### Written exercise:
Extract each record and reproduce it exactly.

### Supplied data:
[start]
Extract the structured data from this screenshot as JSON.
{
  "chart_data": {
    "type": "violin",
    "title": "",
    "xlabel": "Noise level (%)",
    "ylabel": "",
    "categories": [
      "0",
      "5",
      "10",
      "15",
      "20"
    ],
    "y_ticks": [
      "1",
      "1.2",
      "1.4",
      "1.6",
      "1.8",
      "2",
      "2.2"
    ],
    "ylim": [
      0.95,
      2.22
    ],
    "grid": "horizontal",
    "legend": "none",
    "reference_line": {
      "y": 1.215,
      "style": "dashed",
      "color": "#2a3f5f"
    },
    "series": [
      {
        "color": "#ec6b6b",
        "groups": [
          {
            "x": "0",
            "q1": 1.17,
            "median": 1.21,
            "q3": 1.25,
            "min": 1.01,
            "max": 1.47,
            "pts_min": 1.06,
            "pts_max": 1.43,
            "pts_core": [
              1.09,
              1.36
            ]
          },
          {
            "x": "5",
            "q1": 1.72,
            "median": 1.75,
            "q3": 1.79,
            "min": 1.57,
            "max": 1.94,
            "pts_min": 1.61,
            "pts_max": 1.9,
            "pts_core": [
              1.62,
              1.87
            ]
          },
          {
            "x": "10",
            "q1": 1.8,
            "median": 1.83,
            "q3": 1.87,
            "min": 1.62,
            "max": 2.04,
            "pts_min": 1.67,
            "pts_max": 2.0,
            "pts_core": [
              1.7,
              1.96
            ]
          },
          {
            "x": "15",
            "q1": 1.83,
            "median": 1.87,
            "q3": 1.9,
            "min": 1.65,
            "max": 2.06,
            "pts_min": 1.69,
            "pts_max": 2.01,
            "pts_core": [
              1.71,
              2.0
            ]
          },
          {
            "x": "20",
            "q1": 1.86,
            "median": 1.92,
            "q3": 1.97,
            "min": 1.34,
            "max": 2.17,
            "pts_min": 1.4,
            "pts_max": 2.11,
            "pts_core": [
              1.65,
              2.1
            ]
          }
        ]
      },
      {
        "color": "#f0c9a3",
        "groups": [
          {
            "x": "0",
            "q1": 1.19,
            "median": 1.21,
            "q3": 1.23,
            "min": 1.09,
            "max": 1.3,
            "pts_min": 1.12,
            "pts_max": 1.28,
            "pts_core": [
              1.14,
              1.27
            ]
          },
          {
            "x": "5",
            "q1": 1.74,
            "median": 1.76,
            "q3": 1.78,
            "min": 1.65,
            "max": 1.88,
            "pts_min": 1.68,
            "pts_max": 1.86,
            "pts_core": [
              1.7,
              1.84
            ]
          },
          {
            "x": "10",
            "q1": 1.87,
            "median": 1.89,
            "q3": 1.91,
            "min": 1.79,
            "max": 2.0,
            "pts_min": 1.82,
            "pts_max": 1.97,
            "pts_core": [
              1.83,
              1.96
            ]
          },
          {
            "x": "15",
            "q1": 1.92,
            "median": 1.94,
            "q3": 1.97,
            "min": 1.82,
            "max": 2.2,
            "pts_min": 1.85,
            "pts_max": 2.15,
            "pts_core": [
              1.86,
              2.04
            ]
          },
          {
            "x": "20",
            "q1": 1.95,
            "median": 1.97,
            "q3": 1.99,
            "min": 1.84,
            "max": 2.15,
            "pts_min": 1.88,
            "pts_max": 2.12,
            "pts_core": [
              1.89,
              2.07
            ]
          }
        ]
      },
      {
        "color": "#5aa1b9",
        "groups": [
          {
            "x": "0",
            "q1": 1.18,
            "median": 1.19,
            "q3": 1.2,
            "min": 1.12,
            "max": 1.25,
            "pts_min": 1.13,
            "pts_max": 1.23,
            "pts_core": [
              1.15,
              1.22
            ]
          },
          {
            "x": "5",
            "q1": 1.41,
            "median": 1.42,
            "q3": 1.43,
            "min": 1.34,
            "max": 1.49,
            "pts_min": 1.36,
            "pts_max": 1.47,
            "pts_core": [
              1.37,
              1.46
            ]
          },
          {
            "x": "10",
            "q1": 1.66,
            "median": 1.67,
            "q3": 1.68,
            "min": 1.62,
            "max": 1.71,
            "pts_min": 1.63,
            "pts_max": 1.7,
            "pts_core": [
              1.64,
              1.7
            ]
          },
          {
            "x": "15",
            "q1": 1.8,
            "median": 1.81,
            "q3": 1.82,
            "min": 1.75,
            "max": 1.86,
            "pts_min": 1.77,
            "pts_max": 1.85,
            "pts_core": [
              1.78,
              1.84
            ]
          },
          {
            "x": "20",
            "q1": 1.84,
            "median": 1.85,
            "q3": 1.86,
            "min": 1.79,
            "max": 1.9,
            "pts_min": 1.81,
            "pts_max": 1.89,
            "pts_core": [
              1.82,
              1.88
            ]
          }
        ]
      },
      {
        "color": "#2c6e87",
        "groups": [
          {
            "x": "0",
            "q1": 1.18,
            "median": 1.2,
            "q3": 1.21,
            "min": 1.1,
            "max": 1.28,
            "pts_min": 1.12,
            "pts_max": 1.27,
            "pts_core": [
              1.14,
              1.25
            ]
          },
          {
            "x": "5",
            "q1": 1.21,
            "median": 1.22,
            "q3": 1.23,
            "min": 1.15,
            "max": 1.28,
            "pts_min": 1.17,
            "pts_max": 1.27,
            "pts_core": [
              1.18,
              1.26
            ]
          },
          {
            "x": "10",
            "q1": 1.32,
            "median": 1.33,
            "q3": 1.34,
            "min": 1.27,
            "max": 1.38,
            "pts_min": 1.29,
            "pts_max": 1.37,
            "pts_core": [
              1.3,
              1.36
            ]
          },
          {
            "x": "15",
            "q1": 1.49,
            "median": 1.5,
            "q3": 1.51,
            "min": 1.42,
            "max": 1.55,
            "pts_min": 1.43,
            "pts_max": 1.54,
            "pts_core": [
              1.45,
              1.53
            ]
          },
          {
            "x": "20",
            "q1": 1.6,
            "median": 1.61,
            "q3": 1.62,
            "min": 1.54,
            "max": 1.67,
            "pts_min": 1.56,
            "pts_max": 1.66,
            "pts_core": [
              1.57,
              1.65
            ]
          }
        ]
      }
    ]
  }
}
[end]
### Solution below:
Extract the structured data from this screenshot as JSON.
{
  "chart_data": {
    "type": "violin",
    "title": "",
    "xlabel": "Noise level (%)",
    "ylabel": "",
    "categories": [
      "0",
      "5",
      "10",
      "15",
      "20"
    ],
    "y_ticks": [
      "1",
      "1.2",
      "1.4",
      "1.6",
      "1.8",
      "2",
      "2.2"
    ],
    "ylim": [
      0.95,
      2.22
    ],
    "grid": "horizontal",
    "legend": "none",
    "reference_line": {
      "y": 1.215,
      "style": "dashed",
      "color": "#2a3f5f"
    },
    "series": [
      {
        "color": "#ec6b6b",
        "groups": [
          {
            "x": "0",
            "q1": 1.17,
            "median": 1.21,
            "q3": 1.25,
            "min": 1.01,
            "max": 1.47,
            "pts_min": 1.06,
            "pts_max": 1.43,
            "pts_core": [
              1.09,
              1.36
            ]
          },
          {
            "x": "5",
            "q1": 1.72,
            "median": 1.75,
            "q3": 1.79,
            "min": 1.57,
            "max": 1.94,
            "pts_min": 1.61,
            "pts_max": 1.9,
            "pts_core": [
              1.62,
              1.87
            ]
          },
          {
            "x": "10",
            "q1": 1.8,
            "median": 1.83,
            "q3": 1.87,
            "min": 1.62,
            "max": 2.04,
            "pts_min": 1.67,
            "pts_max": 2.0,
            "pts_core": [
              1.7,
              1.96
            ]
          },
          {
            "x": "15",
            "q1": 1.83,
            "median": 1.87,
            "q3": 1.9,
            "min": 1.65,
            "max": 2.06,
            "pts_min": 1.69,
            "pts_max": 2.01,
            "pts_core": [
              1.71,
              2.0
            ]
          },
          {
            "x": "20",
            "q1": 1.86,
            "median": 1.92,
            "q3": 1.97,
            "min": 1.34,
            "max": 2.17,
            "pts_min": 1.4,
            "pts_max": 2.11,
            "pts_core": [
              1.65,
              2.1
            ]
          }
        ]
      },
      {
        "color": "#f0c9a3",
        "groups": [
          {
            "x": "0",
            "q1": 1.19,
            "median": 1.21,
            "q3": 1.23,
            "min": 1.09,
            "max": 1.3,
            "pts_min": 1.12,
            "pts_max": 1.28,
            "pts_core": [
              1.14,
              1.27
            ]
          },
          {
            "x": "5",
            "q1": 1.74,
            "median": 1.76,
            "q3": 1.78,
            "min": 1.65,
            "max": 1.88,
            "pts_min": 1.68,
            "pts_max": 1.86,
            "pts_core": [
              1.7,
              1.84
            ]
          },
          {
            "x": "10",
            "q1": 1.87,
            "median": 1.89,
            "q3": 1.91,
            "min": 1.79,
            "max": 2.0,
            "pts_min": 1.82,
            "pts_max": 1.97,
            "pts_core": [
              1.83,
              1.96
            ]
          },
          {
            "x": "15",
            "q1": 1.92,
            "median": 1.94,
            "q3": 1.97,
            "min": 1.82,
            "max": 2.2,
            "pts_min": 1.85,
            "pts_max": 2.15,
            "pts_core": [
              1.86,
              2.04
            ]
          },
          {
            "x": "20",
            "q1": 1.95,
            "median": 1.97,
            "q3": 1.99,
            "min": 1.84,
            "max": 2.15,
            "pts_min": 1.88,
            "pts_max": 2.12,
            "pts_core": [
              1.89,
              2.07
            ]
          }
        ]
      },
      {
        "color": "#5aa1b9",
        "groups": [
          {
            "x": "0",
            "q1": 1.18,
            "median": 1.19,
            "q3": 1.2,
            "min": 1.12,
            "max": 1.25,
            "pts_min": 1.13,
            "pts_max": 1.23,
            "pts_core": [
              1.15,
              1.22
            ]
          },
          {
            "x": "5",
            "q1": 1.41,
            "median": 1.42,
            "q3": 1.43,
            "min": 1.34,
            "max": 1.49,
            "pts_min": 1.36,
            "pts_max": 1.47,
            "pts_core": [
              1.37,
              1.46
            ]
          },
          {
            "x": "10",
            "q1": 1.66,
            "median": 1.67,
            "q3": 1.68,
            "min": 1.62,
            "max": 1.71,
            "pts_min": 1.63,
            "pts_max": 1.7,
            "pts_core": [
              1.64,
              1.7
            ]
          },
          {
            "x": "15",
            "q1": 1.8,
            "median": 1.81,
            "q3": 1.82,
            "min": 1.75,
            "max": 1.86,
            "pts_min": 1.77,
            "pts_max": 1.85,
            "pts_core": [
              1.78,
              1.84
            ]
          },
          {
            "x": "20",
            "q1": 1.84,
            "median": 1.85,
            "q3": 1.86,
            "min": 1.79,
            "max": 1.9,
            "pts_min": 1.81,
            "pts_max": 1.89,
            "pts_core": [
              1.82,
              1.88
            ]
          }
        ]
      },
      {
        "color": "#2c6e87",
        "groups": [
          {
            "x": "0",
            "q1": 1.18,
            "median": 1.2,
            "q3": 1.21,
            "min": 1.1,
            "max": 1.28,
            "pts_min": 1.12,
            "pts_max": 1.27,
            "pts_core": [
              1.14,
              1.25
            ]
          },
          {
            "x": "5",
            "q1": 1.21,
            "median": 1.22,
            "q3": 1.23,
            "min": 1.15,
            "max": 1.28,
            "pts_min": 1.17,
            "pts_max": 1.27,
            "pts_core": [
              1.18,
              1.26
            ]
          },
          {
            "x": "10",
            "q1": 1.32,
            "median": 1.33,
            "q3": 1.34,
            "min": 1.27,
            "max": 1.38,
            "pts_min": 1.29,
            "pts_max": 1.37,
            "pts_core": [
              1.3,
              1.36
            ]
          },
          {
            "x": "15",
            "q1": 1.49,
            "median": 1.5,
            "q3": 1.51,
            "min": 1.42,
            "max": 1.55,
            "pts_min": 1.43,
            "pts_max": 1.54,
            "pts_core": [
              1.45,
              1.53
            ]
          },
          {
            "x": "20",
            "q1": 1.6,
            "median": 1.61,
            "q3": 1.62,
            "min": 1.54,
            "max": 1.67,
            "pts_min": 1.56,
            "pts_max": 1.66,
            "pts_core": [
              1.57,
              1.65
            ]
          }
        ]
      }
    ]
  }
}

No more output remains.